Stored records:
::::

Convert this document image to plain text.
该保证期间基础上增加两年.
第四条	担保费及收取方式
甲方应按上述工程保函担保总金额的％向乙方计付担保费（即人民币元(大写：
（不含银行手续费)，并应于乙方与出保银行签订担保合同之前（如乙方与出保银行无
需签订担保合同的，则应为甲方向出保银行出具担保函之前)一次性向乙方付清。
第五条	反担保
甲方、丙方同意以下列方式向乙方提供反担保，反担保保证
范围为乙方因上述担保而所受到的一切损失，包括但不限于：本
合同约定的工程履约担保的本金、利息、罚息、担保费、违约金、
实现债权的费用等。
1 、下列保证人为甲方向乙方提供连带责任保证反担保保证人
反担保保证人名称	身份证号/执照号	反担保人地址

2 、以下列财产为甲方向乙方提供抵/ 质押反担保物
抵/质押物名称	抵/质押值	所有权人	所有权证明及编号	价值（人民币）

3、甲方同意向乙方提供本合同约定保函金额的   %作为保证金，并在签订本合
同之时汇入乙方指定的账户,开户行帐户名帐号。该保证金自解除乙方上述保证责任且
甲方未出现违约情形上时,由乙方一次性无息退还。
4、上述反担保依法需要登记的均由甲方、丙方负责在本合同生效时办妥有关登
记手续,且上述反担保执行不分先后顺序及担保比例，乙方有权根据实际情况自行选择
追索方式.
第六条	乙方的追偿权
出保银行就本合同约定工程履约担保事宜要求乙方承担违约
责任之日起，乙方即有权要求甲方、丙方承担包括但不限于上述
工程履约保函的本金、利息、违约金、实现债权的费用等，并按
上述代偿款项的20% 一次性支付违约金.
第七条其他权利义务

::::

Problem statement –
Word for word, write out all of the data above.

Task response –
Convert this document image to plain text.
该保证期间基础上增加两年.
第四条	担保费及收取方式
甲方应按上述工程保函担保总金额的％向乙方计付担保费（即人民币元(大写：
（不含银行手续费)，并应于乙方与出保银行签订担保合同之前（如乙方与出保银行无
需签订担保合同的，则应为甲方向出保银行出具担保函之前)一次性向乙方付清。
第五条	反担保
甲方、丙方同意以下列方式向乙方提供反担保，反担保保证
范围为乙方因上述担保而所受到的一切损失，包括但不限于：本
合同约定的工程履约担保的本金、利息、罚息、担保费、违约金、
实现债权的费用等。
1 、下列保证人为甲方向乙方提供连带责任保证反担保保证人
反担保保证人名称	身份证号/执照号	反担保人地址

2 、以下列财产为甲方向乙方提供抵/ 质押反担保物
抵/质押物名称	抵/质押值	所有权人	所有权证明及编号	价值（人民币）

3、甲方同意向乙方提供本合同约定保函金额的   %作为保证金，并在签订本合
同之时汇入乙方指定的账户,开户行帐户名帐号。该保证金自解除乙方上述保证责任且
甲方未出现违约情形上时,由乙方一次性无息退还。
4、上述反担保依法需要登记的均由甲方、丙方负责在本合同生效时办妥有关登
记手续,且上述反担保执行不分先后顺序及担保比例，乙方有权根据实际情况自行选择
追索方式.
第六条	乙方的追偿权
出保银行就本合同约定工程履约担保事宜要求乙方承担违约
责任之日起，乙方即有权要求甲方、丙方承担包括但不限于上述
工程履约保函的本金、利息、违约金、实现债权的费用等，并按
上述代偿款项的20% 一次性支付违约金.
第七条其他权利义务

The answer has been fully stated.